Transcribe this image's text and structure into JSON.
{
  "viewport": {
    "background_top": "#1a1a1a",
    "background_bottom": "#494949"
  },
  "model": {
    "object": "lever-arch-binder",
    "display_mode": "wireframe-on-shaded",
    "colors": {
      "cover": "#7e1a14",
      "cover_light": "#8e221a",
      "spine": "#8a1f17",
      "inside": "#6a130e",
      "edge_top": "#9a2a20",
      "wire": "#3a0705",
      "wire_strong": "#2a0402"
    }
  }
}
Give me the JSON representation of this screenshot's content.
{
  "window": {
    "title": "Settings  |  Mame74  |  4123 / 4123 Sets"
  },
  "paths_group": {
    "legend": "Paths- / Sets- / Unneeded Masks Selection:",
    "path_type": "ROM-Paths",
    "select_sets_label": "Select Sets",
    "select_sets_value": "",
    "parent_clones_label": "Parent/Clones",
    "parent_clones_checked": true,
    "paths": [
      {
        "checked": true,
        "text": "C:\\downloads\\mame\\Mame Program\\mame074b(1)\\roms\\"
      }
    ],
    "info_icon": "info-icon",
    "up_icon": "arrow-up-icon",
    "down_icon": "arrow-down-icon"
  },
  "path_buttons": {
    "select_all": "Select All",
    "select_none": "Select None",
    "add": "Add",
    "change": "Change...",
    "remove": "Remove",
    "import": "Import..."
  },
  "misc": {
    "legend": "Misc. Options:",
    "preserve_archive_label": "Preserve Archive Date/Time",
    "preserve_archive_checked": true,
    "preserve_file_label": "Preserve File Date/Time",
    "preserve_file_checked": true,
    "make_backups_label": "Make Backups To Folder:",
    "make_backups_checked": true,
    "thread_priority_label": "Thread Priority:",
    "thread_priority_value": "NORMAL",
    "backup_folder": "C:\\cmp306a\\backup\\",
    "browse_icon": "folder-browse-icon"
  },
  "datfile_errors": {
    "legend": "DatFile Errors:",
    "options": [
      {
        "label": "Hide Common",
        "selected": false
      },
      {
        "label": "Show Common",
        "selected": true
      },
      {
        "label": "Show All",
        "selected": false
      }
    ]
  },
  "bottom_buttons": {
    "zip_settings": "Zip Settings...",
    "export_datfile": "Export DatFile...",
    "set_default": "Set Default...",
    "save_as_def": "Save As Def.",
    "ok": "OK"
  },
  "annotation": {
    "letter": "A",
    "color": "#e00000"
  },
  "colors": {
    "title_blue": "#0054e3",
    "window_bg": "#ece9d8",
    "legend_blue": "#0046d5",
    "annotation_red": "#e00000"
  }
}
________________________
#### Given instruction:
Retype the records above exactly.

#### Solution to the exercise:
Transcribe this image's text and structure into JSON.
{
  "viewport": {
    "background_top": "#1a1a1a",
    "background_bottom": "#494949"
  },
  "model": {
    "object": "lever-arch-binder",
    "display_mode": "wireframe-on-shaded",
    "colors": {
      "cover": "#7e1a14",
      "cover_light": "#8e221a",
      "spine": "#8a1f17",
      "inside": "#6a130e",
      "edge_top": "#9a2a20",
      "wire": "#3a0705",
      "wire_strong": "#2a0402"
    }
  }
}
Give me the JSON representation of this screenshot's content.
{
  "window": {
    "title": "Settings  |  Mame74  |  4123 / 4123 Sets"
  },
  "paths_group": {
    "legend": "Paths- / Sets- / Unneeded Masks Selection:",
    "path_type": "ROM-Paths",
    "select_sets_label": "Select Sets",
    "select_sets_value": "",
    "parent_clones_label": "Parent/Clones",
    "parent_clones_checked": true,
    "paths": [
      {
        "checked": true,
        "text": "C:\\downloads\\mame\\Mame Program\\mame074b(1)\\roms\\"
      }
    ],
    "info_icon": "info-icon",
    "up_icon": "arrow-up-icon",
    "down_icon": "arrow-down-icon"
  },
  "path_buttons": {
    "select_all": "Select All",
    "select_none": "Select None",
    "add": "Add",
    "change": "Change...",
    "remove": "Remove",
    "import": "Import..."
  },
  "misc": {
    "legend": "Misc. Options:",
    "preserve_archive_label": "Preserve Archive Date/Time",
    "preserve_archive_checked": true,
    "preserve_file_label": "Preserve File Date/Time",
    "preserve_file_checked": true,
    "make_backups_label": "Make Backups To Folder:",
    "make_backups_checked": true,
    "thread_priority_label": "Thread Priority:",
    "thread_priority_value": "NORMAL",
    "backup_folder": "C:\\cmp306a\\backup\\",
    "browse_icon": "folder-browse-icon"
  },
  "datfile_errors": {
    "legend": "DatFile Errors:",
    "options": [
      {
        "label": "Hide Common",
        "selected": false
      },
      {
        "label": "Show Common",
        "selected": true
      },
      {
        "label": "Show All",
        "selected": false
      }
    ]
  },
  "bottom_buttons": {
    "zip_settings": "Zip Settings...",
    "export_datfile": "Export DatFile...",
    "set_default": "Set Default...",
    "save_as_def": "Save As Def.",
    "ok": "OK"
  },
  "annotation": {
    "letter": "A",
    "color": "#e00000"
  },
  "colors": {
    "title_blue": "#0054e3",
    "window_bg": "#ece9d8",
    "legend_blue": "#0046d5",
    "annotation_red": "#e00000"
  }
}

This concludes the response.